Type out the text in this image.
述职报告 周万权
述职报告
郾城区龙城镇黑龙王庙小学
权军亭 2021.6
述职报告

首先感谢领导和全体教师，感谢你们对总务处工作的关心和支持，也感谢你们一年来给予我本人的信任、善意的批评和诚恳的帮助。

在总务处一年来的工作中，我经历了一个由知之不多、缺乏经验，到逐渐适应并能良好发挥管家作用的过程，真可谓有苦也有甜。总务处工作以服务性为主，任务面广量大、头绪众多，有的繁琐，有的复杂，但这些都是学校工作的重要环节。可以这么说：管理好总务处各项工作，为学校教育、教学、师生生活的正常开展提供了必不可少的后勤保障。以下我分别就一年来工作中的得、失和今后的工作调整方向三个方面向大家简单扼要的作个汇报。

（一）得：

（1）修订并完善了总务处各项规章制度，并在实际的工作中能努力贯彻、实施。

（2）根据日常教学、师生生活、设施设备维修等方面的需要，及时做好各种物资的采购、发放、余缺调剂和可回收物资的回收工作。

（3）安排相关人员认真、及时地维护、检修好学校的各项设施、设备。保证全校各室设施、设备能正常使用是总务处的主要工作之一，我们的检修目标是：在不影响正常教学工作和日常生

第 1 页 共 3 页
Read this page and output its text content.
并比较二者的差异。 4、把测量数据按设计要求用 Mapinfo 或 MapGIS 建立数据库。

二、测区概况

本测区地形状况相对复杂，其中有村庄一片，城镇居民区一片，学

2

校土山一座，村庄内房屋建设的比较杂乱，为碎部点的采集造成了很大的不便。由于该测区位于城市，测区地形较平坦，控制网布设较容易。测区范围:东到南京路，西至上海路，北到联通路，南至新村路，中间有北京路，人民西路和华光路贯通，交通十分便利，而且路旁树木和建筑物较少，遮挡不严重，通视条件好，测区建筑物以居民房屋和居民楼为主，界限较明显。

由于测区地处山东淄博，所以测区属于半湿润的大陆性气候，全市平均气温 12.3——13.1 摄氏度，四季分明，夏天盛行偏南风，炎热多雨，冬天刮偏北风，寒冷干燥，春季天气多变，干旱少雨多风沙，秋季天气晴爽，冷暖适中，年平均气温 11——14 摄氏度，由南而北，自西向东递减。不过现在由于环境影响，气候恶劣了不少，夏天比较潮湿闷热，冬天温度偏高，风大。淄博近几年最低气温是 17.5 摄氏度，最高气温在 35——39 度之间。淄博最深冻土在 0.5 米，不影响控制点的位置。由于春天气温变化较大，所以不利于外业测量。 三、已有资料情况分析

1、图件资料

REQUEST:
Extract all of the data exactly as written.

TASK RESULT:
Type out the text in this image.
述职报告 周万权
述职报告
郾城区龙城镇黑龙王庙小学
权军亭 2021.6
述职报告

首先感谢领导和全体教师，感谢你们对总务处工作的关心和支持，也感谢你们一年来给予我本人的信任、善意的批评和诚恳的帮助。

在总务处一年来的工作中，我经历了一个由知之不多、缺乏经验，到逐渐适应并能良好发挥管家作用的过程，真可谓有苦也有甜。总务处工作以服务性为主，任务面广量大、头绪众多，有的繁琐，有的复杂，但这些都是学校工作的重要环节。可以这么说：管理好总务处各项工作，为学校教育、教学、师生生活的正常开展提供了必不可少的后勤保障。以下我分别就一年来工作中的得、失和今后的工作调整方向三个方面向大家简单扼要的作个汇报。

（一）得：

（1）修订并完善了总务处各项规章制度，并在实际的工作中能努力贯彻、实施。

（2）根据日常教学、师生生活、设施设备维修等方面的需要，及时做好各种物资的采购、发放、余缺调剂和可回收物资的回收工作。

（3）安排相关人员认真、及时地维护、检修好学校的各项设施、设备。保证全校各室设施、设备能正常使用是总务处的主要工作之一，我们的检修目标是：在不影响正常教学工作和日常生

第 1 页 共 3 页
Read this page and output its text content.
并比较二者的差异。 4、把测量数据按设计要求用 Mapinfo 或 MapGIS 建立数据库。

二、测区概况

本测区地形状况相对复杂，其中有村庄一片，城镇居民区一片，学

2

校土山一座，村庄内房屋建设的比较杂乱，为碎部点的采集造成了很大的不便。由于该测区位于城市，测区地形较平坦，控制网布设较容易。测区范围:东到南京路，西至上海路，北到联通路，南至新村路，中间有北京路，人民西路和华光路贯通，交通十分便利，而且路旁树木和建筑物较少，遮挡不严重，通视条件好，测区建筑物以居民房屋和居民楼为主，界限较明显。

由于测区地处山东淄博，所以测区属于半湿润的大陆性气候，全市平均气温 12.3——13.1 摄氏度，四季分明，夏天盛行偏南风，炎热多雨，冬天刮偏北风，寒冷干燥，春季天气多变，干旱少雨多风沙，秋季天气晴爽，冷暖适中，年平均气温 11——14 摄氏度，由南而北，自西向东递减。不过现在由于环境影响，气候恶劣了不少，夏天比较潮湿闷热，冬天温度偏高，风大。淄博近几年最低气温是 17.5 摄氏度，最高气温在 35——39 度之间。淄博最深冻土在 0.5 米，不影响控制点的位置。由于春天气温变化较大，所以不利于外业测量。 三、已有资料情况分析

1、图件资料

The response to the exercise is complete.